- **Aim of the task**
Set down the material below in full, matching it exactly.

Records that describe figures
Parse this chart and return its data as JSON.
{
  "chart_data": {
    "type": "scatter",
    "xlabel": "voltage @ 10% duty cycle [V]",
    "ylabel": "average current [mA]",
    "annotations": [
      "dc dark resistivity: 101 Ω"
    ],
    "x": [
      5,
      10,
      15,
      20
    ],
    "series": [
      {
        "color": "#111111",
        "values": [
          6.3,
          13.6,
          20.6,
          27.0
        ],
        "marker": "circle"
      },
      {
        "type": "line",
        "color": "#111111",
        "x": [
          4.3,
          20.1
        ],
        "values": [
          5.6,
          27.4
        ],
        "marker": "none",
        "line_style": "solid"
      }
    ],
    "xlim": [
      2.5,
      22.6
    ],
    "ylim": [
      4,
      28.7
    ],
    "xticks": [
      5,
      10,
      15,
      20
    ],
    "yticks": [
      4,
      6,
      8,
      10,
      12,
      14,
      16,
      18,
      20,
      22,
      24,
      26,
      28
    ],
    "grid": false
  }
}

- **Exercise response**
Parse this chart and return its data as JSON.
{
  "chart_data": {
    "type": "scatter",
    "xlabel": "voltage @ 10% duty cycle [V]",
    "ylabel": "average current [mA]",
    "annotations": [
      "dc dark resistivity: 101 Ω"
    ],
    "x": [
      5,
      10,
      15,
      20
    ],
    "series": [
      {
        "color": "#111111",
        "values": [
          6.3,
          13.6,
          20.6,
          27.0
        ],
        "marker": "circle"
      },
      {
        "type": "line",
        "color": "#111111",
        "x": [
          4.3,
          20.1
        ],
        "values": [
          5.6,
          27.4
        ],
        "marker": "none",
        "line_style": "solid"
      }
    ],
    "xlim": [
      2.5,
      22.6
    ],
    "ylim": [
      4,
      28.7
    ],
    "xticks": [
      5,
      10,
      15,
      20
    ],
    "yticks": [
      4,
      6,
      8,
      10,
      12,
      14,
      16,
      18,
      20,
      22,
      24,
      26,
      28
    ],
    "grid": false
  }
}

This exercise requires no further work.